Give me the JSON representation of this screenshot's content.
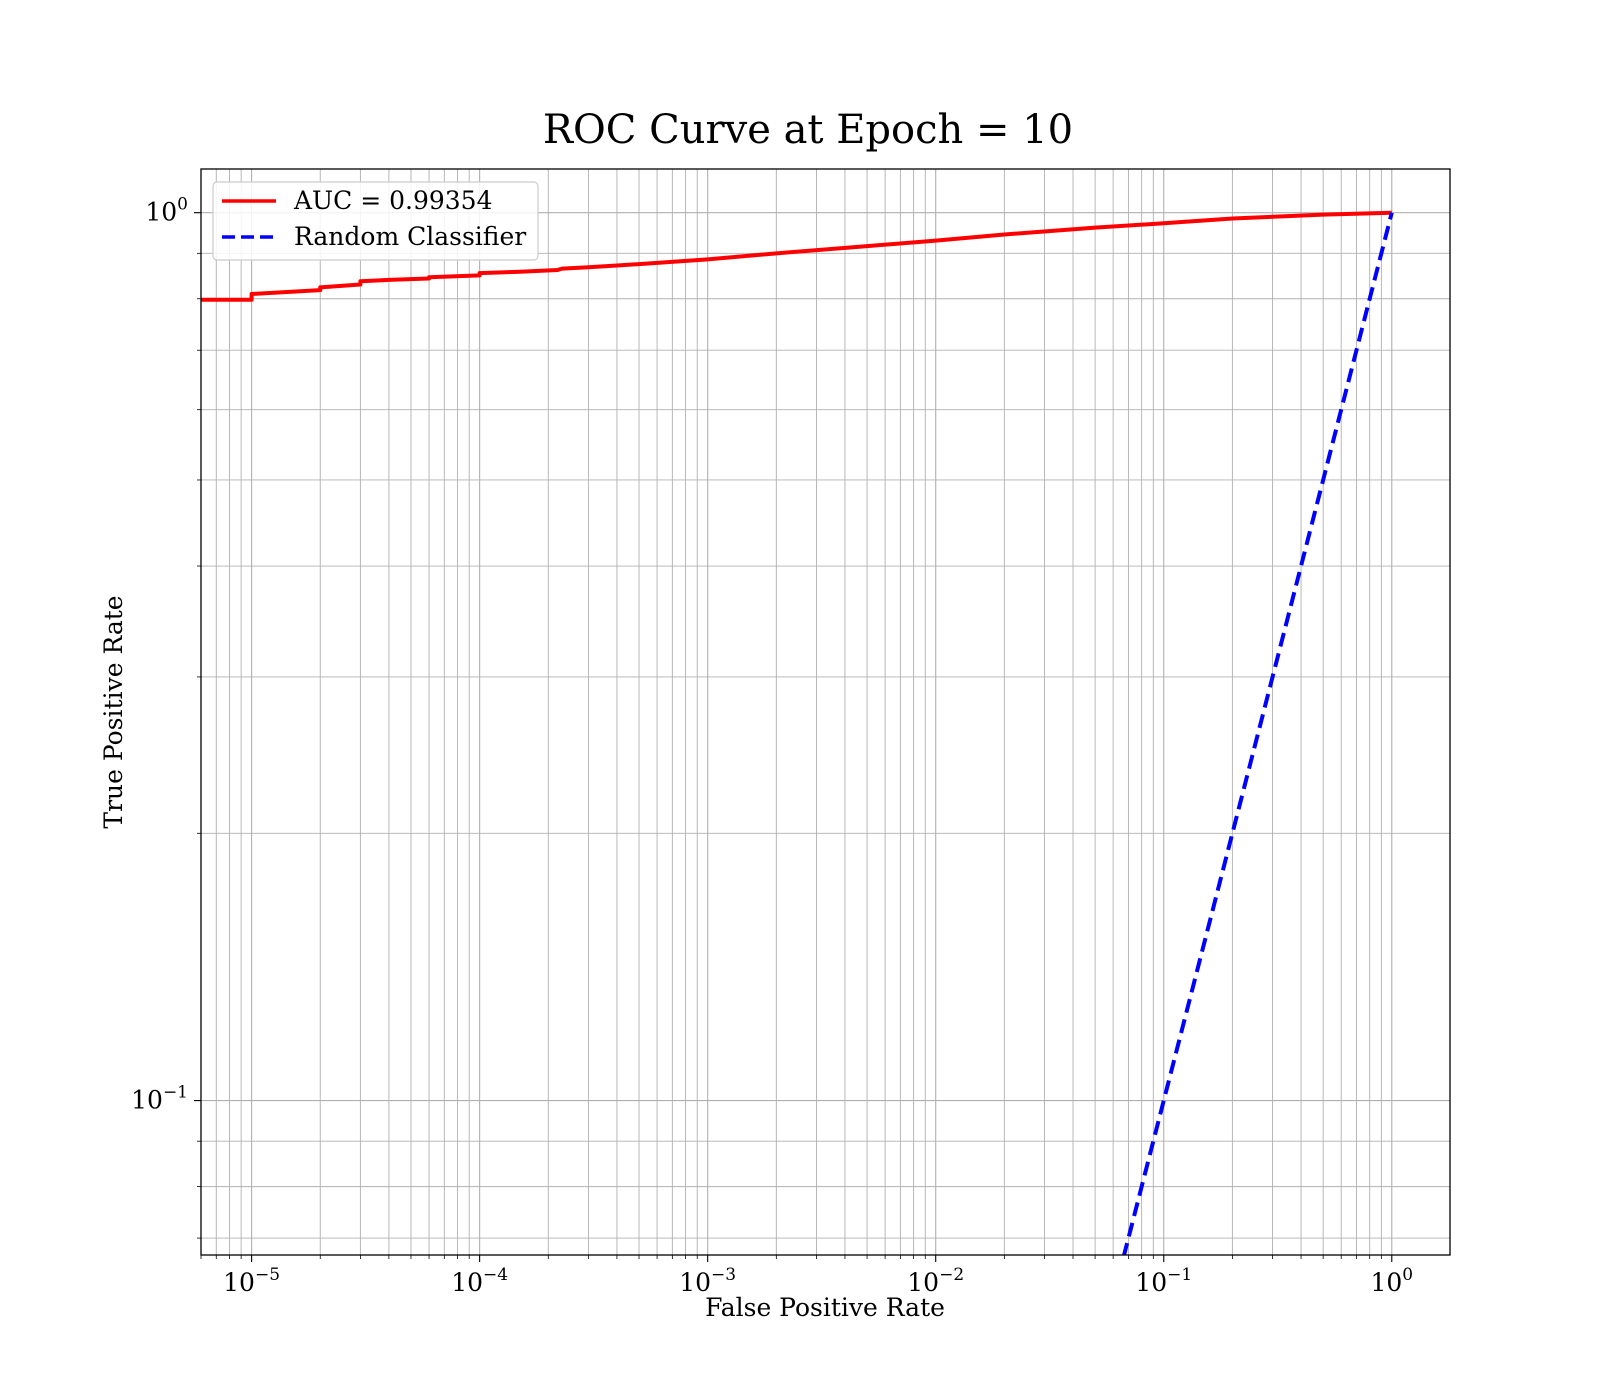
{
  "chart_data": {
    "type": "line",
    "title": "ROC Curve at Epoch = 10",
    "xlabel": "False Positive Rate",
    "ylabel": "True Positive Rate",
    "xscale": "log",
    "yscale": "log",
    "xlim": [
      6e-06,
      1.8
    ],
    "ylim": [
      0.067,
      1.12
    ],
    "grid": true,
    "grid_which": "both",
    "legend_position": "upper-left",
    "x_ticks": [
      {
        "base": "10",
        "exp": "−5",
        "value": 1e-05
      },
      {
        "base": "10",
        "exp": "−4",
        "value": 0.0001
      },
      {
        "base": "10",
        "exp": "−3",
        "value": 0.001
      },
      {
        "base": "10",
        "exp": "−2",
        "value": 0.01
      },
      {
        "base": "10",
        "exp": "−1",
        "value": 0.1
      },
      {
        "base": "10",
        "exp": "0",
        "value": 1
      }
    ],
    "y_ticks": [
      {
        "base": "10",
        "exp": "−1",
        "value": 0.1
      },
      {
        "base": "10",
        "exp": "0",
        "value": 1
      }
    ],
    "series": [
      {
        "name": "AUC = 0.99354",
        "color": "#ff0000",
        "style": "solid",
        "x": [
          6e-06,
          1e-05,
          1e-05,
          2e-05,
          2e-05,
          3e-05,
          3e-05,
          4e-05,
          6e-05,
          6e-05,
          0.0001,
          0.0001,
          0.00015,
          0.00022,
          0.00023,
          0.0003,
          0.0004,
          0.0006,
          0.001,
          0.002,
          0.005,
          0.01,
          0.02,
          0.05,
          0.1,
          0.2,
          0.5,
          1.0
        ],
        "y": [
          0.798,
          0.798,
          0.81,
          0.818,
          0.824,
          0.83,
          0.837,
          0.84,
          0.843,
          0.846,
          0.85,
          0.855,
          0.858,
          0.862,
          0.865,
          0.868,
          0.872,
          0.878,
          0.886,
          0.9,
          0.917,
          0.93,
          0.945,
          0.962,
          0.973,
          0.985,
          0.995,
          1.0
        ]
      },
      {
        "name": "Random Classifier",
        "color": "#0000ff",
        "style": "dashed",
        "x": [
          0.0667,
          1.0
        ],
        "y": [
          0.0667,
          1.0
        ]
      }
    ]
  }
}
_ _ _
## To be done
Pull out every line of the records that includes the string "value".

## Output for this exercise
        "value": 1e-05
        "value": 0.0001
        "value": 0.001
        "value": 0.01
        "value": 0.1
        "value": 1
        "value": 0.1
        "value": 1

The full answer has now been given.